-- WORK TO COMPLETE --
Where a line holds the string "potitus", return that line.
═══ EXERCISE INPUT ═══
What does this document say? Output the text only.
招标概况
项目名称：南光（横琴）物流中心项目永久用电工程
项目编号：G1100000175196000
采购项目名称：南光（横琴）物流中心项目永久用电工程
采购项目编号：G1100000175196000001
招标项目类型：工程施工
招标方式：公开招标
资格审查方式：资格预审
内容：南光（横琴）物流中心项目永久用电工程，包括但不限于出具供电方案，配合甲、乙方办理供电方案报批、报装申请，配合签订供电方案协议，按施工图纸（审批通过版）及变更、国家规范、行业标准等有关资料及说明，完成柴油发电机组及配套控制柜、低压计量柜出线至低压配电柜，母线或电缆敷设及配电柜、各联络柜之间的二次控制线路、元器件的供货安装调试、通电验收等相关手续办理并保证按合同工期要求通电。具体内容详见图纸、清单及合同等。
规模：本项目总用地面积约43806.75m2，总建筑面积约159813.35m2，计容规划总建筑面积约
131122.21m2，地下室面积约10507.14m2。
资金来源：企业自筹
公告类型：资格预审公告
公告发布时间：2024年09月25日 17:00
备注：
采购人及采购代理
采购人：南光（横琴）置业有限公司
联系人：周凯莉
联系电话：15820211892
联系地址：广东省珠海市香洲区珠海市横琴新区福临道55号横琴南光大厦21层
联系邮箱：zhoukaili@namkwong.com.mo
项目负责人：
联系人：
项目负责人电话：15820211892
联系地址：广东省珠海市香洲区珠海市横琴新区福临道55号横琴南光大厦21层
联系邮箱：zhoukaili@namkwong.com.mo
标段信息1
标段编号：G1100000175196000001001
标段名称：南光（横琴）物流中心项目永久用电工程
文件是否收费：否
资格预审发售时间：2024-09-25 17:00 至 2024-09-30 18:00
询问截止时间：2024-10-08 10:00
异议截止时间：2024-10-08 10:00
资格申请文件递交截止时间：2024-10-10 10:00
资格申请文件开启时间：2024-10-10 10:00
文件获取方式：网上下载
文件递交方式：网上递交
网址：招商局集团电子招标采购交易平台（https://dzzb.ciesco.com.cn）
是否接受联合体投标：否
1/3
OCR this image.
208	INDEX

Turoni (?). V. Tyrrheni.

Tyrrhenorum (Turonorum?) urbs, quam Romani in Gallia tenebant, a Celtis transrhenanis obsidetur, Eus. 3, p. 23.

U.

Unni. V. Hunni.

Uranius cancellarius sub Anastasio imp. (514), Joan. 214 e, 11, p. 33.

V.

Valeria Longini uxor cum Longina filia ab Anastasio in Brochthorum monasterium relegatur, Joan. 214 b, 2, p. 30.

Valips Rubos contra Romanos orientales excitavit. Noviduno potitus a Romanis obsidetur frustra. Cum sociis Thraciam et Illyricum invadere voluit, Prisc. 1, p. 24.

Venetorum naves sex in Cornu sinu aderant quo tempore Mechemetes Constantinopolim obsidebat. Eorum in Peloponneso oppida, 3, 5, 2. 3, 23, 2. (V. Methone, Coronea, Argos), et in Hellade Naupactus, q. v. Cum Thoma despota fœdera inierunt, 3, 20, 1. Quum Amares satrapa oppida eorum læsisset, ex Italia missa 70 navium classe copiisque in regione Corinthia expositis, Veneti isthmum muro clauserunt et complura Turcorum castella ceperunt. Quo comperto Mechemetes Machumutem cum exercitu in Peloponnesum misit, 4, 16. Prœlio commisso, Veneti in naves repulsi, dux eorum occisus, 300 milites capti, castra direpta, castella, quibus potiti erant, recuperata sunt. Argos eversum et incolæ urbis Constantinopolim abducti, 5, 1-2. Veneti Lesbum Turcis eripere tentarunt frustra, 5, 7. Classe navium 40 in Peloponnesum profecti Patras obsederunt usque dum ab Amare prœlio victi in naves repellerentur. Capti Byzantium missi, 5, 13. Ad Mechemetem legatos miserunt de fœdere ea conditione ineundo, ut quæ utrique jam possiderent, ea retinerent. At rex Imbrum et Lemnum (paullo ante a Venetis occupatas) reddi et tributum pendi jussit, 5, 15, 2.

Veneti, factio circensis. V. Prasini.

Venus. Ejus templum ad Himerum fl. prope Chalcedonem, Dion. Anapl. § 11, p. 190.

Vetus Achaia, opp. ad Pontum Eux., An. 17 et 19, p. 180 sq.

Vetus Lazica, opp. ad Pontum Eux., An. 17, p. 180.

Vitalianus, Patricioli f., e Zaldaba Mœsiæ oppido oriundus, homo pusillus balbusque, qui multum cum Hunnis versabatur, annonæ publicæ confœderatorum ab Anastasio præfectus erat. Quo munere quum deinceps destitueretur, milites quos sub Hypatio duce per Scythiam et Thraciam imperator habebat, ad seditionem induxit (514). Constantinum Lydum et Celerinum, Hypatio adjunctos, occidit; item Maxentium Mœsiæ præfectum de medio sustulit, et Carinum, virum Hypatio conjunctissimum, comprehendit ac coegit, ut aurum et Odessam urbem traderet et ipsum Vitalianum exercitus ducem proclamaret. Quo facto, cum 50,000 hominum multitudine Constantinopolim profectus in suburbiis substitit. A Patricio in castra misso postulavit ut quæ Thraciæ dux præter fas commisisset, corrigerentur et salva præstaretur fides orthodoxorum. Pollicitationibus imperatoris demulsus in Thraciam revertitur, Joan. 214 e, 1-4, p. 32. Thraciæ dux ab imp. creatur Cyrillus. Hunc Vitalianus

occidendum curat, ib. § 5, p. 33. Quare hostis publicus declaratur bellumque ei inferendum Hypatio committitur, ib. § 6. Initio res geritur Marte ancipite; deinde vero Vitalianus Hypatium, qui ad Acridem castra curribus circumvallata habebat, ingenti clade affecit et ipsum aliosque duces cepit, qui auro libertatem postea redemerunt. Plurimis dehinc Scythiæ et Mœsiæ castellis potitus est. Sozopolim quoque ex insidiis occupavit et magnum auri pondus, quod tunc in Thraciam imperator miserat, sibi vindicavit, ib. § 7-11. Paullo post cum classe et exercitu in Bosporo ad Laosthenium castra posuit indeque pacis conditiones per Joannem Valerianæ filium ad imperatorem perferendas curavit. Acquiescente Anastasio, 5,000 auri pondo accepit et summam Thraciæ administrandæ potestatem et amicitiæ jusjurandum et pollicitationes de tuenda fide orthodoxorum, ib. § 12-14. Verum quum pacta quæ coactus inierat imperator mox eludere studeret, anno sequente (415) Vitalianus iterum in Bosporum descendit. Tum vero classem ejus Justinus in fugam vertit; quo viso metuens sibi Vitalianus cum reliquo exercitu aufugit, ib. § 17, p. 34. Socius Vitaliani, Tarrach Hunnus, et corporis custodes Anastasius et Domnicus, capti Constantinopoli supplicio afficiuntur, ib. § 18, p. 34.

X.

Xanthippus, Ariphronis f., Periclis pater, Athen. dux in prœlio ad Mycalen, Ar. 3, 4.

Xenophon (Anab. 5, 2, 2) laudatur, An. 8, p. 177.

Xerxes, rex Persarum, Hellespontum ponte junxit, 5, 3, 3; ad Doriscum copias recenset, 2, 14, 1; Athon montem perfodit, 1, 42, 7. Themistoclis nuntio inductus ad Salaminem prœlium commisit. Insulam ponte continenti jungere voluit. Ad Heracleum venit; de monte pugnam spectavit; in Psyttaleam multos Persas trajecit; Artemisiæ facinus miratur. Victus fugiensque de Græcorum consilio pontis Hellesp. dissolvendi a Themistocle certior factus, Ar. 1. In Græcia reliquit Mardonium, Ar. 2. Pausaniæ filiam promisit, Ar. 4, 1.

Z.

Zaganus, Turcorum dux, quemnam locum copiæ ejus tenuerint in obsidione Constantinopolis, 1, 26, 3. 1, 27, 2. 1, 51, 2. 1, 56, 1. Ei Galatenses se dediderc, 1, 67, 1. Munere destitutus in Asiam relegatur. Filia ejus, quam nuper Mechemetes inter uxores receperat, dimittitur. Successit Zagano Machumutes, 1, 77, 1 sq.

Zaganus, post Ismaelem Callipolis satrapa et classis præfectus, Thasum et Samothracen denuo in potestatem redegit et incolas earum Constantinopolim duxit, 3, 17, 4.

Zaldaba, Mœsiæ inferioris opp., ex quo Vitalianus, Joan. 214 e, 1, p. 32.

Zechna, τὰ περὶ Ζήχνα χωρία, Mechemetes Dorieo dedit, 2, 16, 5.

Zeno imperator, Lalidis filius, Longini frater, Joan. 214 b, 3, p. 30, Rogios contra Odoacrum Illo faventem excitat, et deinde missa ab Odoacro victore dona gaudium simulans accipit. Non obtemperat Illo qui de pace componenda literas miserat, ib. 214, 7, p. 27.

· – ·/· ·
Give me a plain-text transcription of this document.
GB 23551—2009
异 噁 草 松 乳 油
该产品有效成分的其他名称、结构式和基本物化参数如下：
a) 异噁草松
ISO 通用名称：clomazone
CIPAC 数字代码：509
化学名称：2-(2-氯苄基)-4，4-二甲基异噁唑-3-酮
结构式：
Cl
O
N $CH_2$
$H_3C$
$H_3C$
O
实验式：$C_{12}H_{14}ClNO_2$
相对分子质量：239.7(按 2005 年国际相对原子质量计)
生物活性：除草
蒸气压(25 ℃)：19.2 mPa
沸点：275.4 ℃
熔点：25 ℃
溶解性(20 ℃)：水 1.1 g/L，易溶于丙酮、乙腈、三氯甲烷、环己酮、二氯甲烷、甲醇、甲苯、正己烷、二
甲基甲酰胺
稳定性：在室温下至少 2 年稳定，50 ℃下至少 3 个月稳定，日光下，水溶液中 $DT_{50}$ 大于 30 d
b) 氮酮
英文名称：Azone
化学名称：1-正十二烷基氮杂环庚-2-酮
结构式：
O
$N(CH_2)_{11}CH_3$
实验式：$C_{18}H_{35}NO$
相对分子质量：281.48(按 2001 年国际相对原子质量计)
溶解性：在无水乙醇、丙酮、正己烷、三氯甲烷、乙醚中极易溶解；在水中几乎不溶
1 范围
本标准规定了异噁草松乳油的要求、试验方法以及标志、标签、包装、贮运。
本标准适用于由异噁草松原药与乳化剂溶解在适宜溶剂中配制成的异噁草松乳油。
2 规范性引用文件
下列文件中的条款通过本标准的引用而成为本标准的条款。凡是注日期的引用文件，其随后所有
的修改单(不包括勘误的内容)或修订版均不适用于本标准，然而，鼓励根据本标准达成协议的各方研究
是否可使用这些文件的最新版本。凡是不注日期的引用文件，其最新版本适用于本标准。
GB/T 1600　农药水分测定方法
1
═══
-- EXPECTED ANSWER --
Valips Rubos contra Romanos orientales excitavit. Noviduno potitus a Romanis obsidetur frustra. Cum sociis Thraciam et Illyricum invadere voluit, Prisc. 1, p. 24.
occidendum curat, ib. § 5, p. 33. Quare hostis publicus declaratur bellumque ei inferendum Hypatio committitur, ib. § 6. Initio res geritur Marte ancipite; deinde vero Vitalianus Hypatium, qui ad Acridem castra curribus circumvallata habebat, ingenti clade affecit et ipsum aliosque duces cepit, qui auro libertatem postea redemerunt. Plurimis dehinc Scythiæ et Mœsiæ castellis potitus est. Sozopolim quoque ex insidiis occupavit et magnum auri pondus, quod tunc in Thraciam imperator miserat, sibi vindicavit, ib. § 7-11. Paullo post cum classe et exercitu in Bosporo ad Laosthenium castra posuit indeque pacis conditiones per Joannem Valerianæ filium ad imperatorem perferendas curavit. Acquiescente Anastasio, 5,000 auri pondo accepit et summam Thraciæ administrandæ potestatem et amicitiæ jusjurandum et pollicitationes de tuenda fide orthodoxorum, ib. § 12-14. Verum quum pacta quæ coactus inierat imperator mox eludere studeret, anno sequente (415) Vitalianus iterum in Bosporum descendit. Tum vero classem ejus Justinus in fugam vertit; quo viso metuens sibi Vitalianus cum reliquo exercitu aufugit, ib. § 17, p. 34. Socius Vitaliani, Tarrach Hunnus, et corporis custodes Anastasius et Domnicus, capti Constantinopoli supplicio afficiuntur, ib. § 18, p. 34.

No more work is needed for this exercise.